The world-famous pianist, Mitsuko Uchida, gave a breath-taking performance on 11th January, in a concert at the Sheldonian Theatre in aid of Oxford’s Music Faculty. Uchida delighted a packed audience with some of the most captivating works in the Romantic piano repertoire. Her tiny frame, bent protectively over the keyboard, as if it were some precious object, belied her powerful playing in the opening bars of her exquisite interpretation of Beethoven’s Sonata in E minor Op 90. The typically Beethovenian dramatic contrasts in this work were surpassed in musical audacity by the next work in the programme, Schumann’s somewhat bipolar collection of eighteen dances, known collectively as Davidsbündlertänze. Uchida imbued each short ‘character’ piece with its own colour and vitality, balancing the more fierce and ferocious dances with restrained, graceful gestures in the calmer pieces. Not once did she lose her remarkable poise and sensitivity.

### DIRECTION 1
Please list every person named in the concert review above.
### DIRECTION 2
Carry on the concert review from its final sentence.

### PROVIDED DATA
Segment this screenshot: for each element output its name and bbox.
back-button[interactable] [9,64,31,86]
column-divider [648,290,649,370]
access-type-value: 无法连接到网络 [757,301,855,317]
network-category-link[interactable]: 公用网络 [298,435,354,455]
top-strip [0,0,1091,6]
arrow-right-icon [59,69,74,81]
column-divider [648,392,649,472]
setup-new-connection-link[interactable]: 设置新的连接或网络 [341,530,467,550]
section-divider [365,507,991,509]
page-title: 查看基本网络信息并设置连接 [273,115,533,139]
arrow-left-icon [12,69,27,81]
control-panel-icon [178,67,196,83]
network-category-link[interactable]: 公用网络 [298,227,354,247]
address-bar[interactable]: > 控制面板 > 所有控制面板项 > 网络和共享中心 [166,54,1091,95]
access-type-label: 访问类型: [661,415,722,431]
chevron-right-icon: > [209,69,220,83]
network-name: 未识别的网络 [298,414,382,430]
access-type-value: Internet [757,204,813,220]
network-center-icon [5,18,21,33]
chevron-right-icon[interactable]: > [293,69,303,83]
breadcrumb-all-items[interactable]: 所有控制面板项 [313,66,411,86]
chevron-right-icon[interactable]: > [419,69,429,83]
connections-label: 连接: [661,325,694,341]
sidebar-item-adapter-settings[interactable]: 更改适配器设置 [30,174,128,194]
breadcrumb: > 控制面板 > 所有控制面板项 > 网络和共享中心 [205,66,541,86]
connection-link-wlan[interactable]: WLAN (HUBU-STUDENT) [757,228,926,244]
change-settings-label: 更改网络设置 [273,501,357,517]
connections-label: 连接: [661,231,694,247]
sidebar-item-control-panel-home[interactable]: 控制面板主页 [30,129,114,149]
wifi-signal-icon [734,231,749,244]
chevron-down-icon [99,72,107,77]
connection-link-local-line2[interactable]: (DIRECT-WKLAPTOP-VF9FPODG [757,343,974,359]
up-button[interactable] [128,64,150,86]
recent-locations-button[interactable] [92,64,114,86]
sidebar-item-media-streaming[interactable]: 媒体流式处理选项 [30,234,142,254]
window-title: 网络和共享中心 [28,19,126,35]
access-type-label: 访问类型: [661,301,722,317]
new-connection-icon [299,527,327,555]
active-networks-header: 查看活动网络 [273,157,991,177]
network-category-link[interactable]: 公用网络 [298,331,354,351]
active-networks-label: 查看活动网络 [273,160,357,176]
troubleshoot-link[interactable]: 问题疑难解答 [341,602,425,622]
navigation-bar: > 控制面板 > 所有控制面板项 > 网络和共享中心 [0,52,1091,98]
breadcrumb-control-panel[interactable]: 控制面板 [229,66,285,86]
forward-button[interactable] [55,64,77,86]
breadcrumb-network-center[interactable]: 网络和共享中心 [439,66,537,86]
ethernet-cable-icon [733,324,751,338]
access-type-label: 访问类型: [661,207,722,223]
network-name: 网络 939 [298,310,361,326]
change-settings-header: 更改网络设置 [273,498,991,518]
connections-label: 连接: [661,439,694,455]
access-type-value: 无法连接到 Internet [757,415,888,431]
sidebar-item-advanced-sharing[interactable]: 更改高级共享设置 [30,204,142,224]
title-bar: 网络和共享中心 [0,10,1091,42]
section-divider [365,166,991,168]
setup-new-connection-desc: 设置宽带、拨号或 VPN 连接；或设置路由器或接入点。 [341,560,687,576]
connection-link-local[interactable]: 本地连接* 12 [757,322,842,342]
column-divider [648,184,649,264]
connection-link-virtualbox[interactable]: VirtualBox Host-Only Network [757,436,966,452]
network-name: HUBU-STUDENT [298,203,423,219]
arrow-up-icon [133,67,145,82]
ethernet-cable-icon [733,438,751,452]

* * *

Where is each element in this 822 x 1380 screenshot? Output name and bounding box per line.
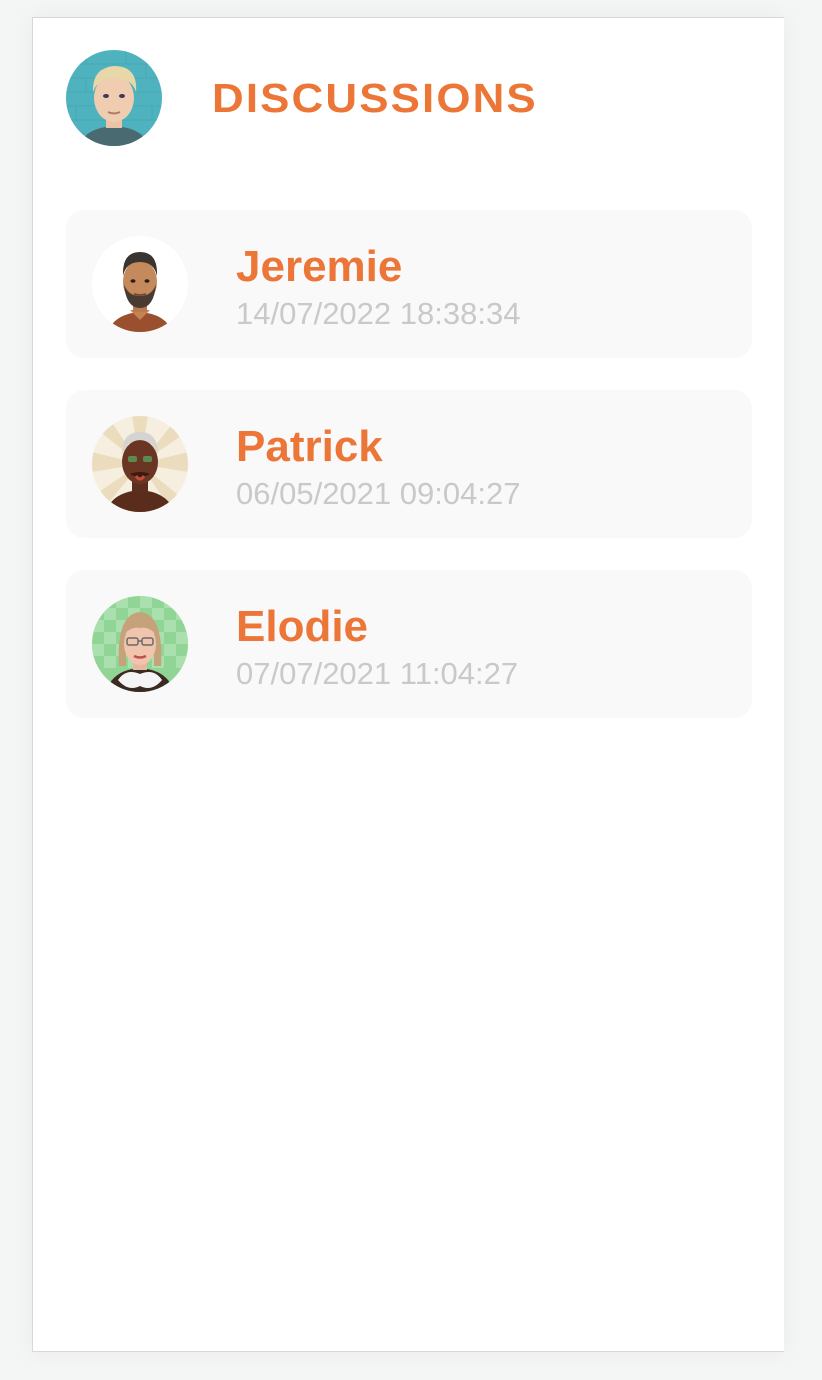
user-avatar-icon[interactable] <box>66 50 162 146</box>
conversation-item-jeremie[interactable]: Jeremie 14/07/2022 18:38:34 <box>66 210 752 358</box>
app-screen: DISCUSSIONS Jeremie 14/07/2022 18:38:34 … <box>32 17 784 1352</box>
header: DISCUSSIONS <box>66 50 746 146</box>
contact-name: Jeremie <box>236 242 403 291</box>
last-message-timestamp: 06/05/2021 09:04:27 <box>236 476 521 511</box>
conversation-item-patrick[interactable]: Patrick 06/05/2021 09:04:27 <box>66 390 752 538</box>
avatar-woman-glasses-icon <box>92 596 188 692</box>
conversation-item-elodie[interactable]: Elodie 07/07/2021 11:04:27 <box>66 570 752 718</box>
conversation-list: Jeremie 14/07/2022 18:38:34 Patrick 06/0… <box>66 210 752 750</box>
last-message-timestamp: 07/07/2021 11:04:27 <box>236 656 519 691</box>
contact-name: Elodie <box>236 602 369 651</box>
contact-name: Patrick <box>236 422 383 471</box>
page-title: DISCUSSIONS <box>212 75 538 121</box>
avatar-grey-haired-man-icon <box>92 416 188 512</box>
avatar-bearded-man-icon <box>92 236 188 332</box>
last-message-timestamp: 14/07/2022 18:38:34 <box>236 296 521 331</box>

--

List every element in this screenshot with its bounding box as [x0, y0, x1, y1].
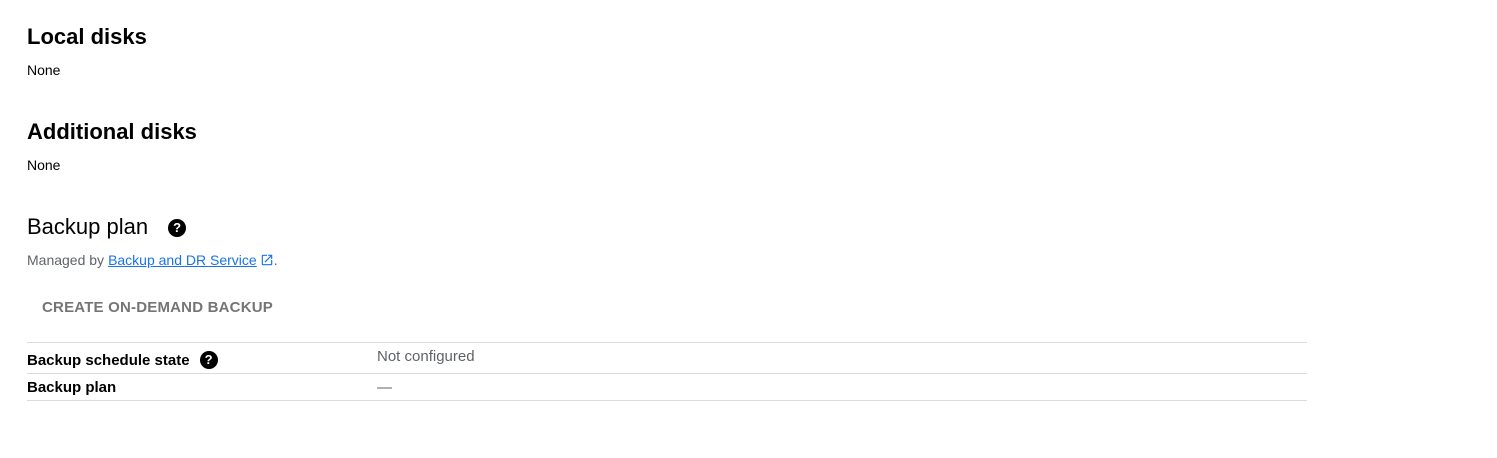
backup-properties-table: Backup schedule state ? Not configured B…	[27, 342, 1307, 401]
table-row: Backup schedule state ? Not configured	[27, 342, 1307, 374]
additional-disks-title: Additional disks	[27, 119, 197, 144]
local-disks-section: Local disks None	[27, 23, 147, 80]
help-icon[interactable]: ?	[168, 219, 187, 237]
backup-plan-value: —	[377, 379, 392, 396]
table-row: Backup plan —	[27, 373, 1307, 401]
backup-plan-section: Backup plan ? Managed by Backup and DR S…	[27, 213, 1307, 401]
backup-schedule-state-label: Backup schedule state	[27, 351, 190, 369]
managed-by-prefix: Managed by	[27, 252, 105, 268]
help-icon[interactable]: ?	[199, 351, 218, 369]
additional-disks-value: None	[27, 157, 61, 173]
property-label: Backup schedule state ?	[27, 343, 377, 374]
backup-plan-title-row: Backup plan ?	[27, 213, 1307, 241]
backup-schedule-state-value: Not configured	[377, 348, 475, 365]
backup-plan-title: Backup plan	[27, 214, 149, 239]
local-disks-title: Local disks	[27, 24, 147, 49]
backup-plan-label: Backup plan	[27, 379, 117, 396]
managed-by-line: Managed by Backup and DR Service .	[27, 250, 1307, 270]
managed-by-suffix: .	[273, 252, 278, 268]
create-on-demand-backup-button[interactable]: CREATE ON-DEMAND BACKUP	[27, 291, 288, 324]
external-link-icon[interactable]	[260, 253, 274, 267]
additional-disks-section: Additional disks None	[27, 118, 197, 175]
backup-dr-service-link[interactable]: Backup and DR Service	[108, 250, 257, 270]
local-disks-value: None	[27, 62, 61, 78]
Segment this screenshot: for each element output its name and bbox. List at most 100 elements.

### WRITTEN REPLY 1
Mitsuko Uchida, Beethoven, Schumann

### WRITTEN REPLY 2
The second half of the programme allowed Uchida to reveal her gentle touch and emotional depth to its full capacity. The piano sang out in Chopin’s rhapsodic C# minor Prelude, its dream-like, tender qualities giving rise to a warm intimacy in its performance, which was unattainable in the more overtly dramatic repertoire of the first half. Squeezing as much tone as possible from each note of Chopin’s melodic lines, and leading a firm path through the composition’s chromatically wandering passages, Uchida addressed every note of this piece with meticulous articulation. The final work of the evening, Chopin’s Sonata in B minor Op 58 confirmed her virtuosity. Uchida’s slender fingers seemed simply to graze the keys, so soft were the cascading scalar passages in the finale. This was a wonderful evening, and it is an honour to have such a distinguished musician support the Faculty of Music.